> _ITEMS_
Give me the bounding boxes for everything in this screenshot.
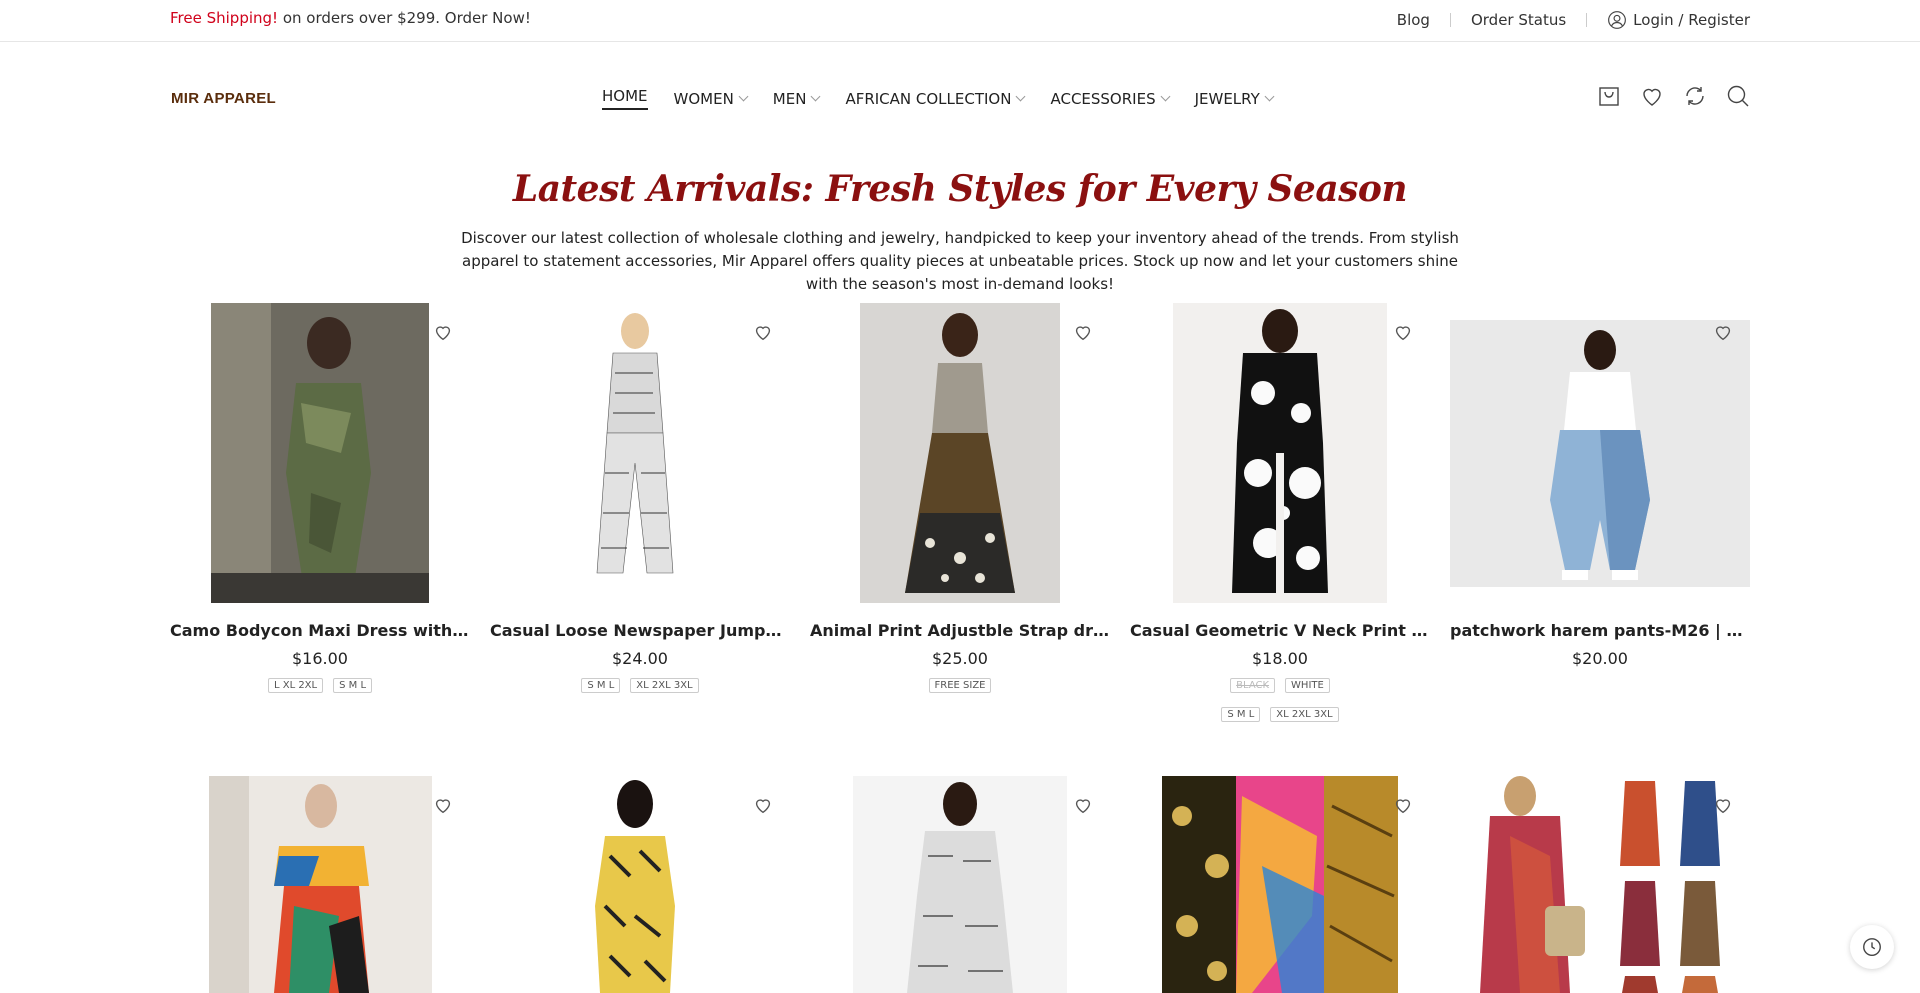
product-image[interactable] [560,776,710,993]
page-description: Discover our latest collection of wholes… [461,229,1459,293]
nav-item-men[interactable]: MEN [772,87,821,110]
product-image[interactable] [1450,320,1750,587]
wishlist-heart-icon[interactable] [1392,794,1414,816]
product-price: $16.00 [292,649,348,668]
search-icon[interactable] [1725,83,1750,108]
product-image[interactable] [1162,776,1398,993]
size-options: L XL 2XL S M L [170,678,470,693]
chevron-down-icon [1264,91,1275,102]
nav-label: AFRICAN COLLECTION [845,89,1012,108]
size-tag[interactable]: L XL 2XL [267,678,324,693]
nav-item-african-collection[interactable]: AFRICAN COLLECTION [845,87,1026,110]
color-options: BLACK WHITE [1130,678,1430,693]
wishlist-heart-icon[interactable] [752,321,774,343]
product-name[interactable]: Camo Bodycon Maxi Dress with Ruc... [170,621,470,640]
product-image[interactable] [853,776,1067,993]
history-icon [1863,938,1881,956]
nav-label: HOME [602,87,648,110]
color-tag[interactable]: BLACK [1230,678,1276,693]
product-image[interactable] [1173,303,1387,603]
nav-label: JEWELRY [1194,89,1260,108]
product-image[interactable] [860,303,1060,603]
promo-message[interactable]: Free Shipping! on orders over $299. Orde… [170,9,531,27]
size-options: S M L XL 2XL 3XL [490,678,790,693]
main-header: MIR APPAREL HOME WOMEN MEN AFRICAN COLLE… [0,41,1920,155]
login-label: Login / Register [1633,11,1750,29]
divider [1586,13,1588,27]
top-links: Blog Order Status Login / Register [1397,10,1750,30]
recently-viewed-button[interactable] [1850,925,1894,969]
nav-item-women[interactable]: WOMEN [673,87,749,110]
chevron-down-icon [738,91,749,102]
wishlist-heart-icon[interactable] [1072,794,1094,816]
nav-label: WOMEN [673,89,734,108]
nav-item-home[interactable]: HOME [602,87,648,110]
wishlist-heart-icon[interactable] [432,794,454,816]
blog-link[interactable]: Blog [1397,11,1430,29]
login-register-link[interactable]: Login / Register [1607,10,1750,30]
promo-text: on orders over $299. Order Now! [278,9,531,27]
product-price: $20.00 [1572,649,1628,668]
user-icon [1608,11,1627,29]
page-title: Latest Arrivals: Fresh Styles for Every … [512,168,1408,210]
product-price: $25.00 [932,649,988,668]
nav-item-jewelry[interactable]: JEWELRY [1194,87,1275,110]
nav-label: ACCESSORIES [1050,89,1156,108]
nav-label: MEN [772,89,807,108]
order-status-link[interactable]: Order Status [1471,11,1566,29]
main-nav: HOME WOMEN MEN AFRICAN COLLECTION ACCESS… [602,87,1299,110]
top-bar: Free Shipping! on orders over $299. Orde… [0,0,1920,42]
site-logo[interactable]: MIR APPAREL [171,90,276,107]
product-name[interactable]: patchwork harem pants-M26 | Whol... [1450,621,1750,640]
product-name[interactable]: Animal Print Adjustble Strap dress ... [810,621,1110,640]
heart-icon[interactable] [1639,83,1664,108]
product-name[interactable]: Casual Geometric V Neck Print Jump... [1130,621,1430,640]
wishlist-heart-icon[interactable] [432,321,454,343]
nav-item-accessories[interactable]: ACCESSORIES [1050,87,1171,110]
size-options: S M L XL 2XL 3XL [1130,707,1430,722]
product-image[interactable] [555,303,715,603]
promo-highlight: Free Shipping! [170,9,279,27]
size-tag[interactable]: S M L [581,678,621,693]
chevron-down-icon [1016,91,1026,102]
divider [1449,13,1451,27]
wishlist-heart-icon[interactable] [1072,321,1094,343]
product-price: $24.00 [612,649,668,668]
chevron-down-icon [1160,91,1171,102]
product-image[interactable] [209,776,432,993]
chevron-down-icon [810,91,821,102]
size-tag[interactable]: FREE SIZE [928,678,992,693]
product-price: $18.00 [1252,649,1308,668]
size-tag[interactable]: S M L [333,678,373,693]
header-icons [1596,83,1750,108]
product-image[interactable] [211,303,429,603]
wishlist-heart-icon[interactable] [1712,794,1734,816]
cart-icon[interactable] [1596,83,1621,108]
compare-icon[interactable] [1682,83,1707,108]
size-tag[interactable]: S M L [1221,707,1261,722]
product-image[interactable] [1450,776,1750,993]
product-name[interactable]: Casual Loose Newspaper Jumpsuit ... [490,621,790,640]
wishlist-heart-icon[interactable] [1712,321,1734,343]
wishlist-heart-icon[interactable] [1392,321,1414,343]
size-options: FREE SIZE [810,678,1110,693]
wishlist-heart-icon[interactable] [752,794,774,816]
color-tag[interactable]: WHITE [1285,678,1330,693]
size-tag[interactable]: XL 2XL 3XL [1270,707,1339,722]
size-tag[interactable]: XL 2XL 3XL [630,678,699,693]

> _SHORT PROBLEM_
Update the part of the items that opens with the line containing "product-image[interactable] [560,776,710,993]" and closes with the line containing "color-tag[interactable]: BLACK [1230,678,1276,693]". Give only those lines, with "wishlist-heart-icon" changed to "wishlist-icon" and nothing else altered.

> _RIGHT ANSWER_
product-image[interactable] [560,776,710,993]
page-description: Discover our latest collection of wholes… [461,229,1459,293]
nav-item-men[interactable]: MEN [772,87,821,110]
product-image[interactable] [1450,320,1750,587]
wishlist-icon[interactable] [1392,794,1414,816]
product-price: $16.00 [292,649,348,668]
search-icon[interactable] [1725,83,1750,108]
product-image[interactable] [1162,776,1398,993]
size-options: L XL 2XL S M L [170,678,470,693]
chevron-down-icon [1264,91,1275,102]
nav-label: AFRICAN COLLECTION [845,89,1012,108]
size-tag[interactable]: L XL 2XL [267,678,324,693]
nav-item-african-collection[interactable]: AFRICAN COLLECTION [845,87,1026,110]
color-options: BLACK WHITE [1130,678,1430,693]
wishlist-icon[interactable] [752,321,774,343]
product-name[interactable]: Camo Bodycon Maxi Dress with Ruc... [170,621,470,640]
product-image[interactable] [853,776,1067,993]
history-icon [1863,938,1881,956]
nav-label: HOME [602,87,648,110]
color-tag[interactable]: BLACK [1230,678,1276,693]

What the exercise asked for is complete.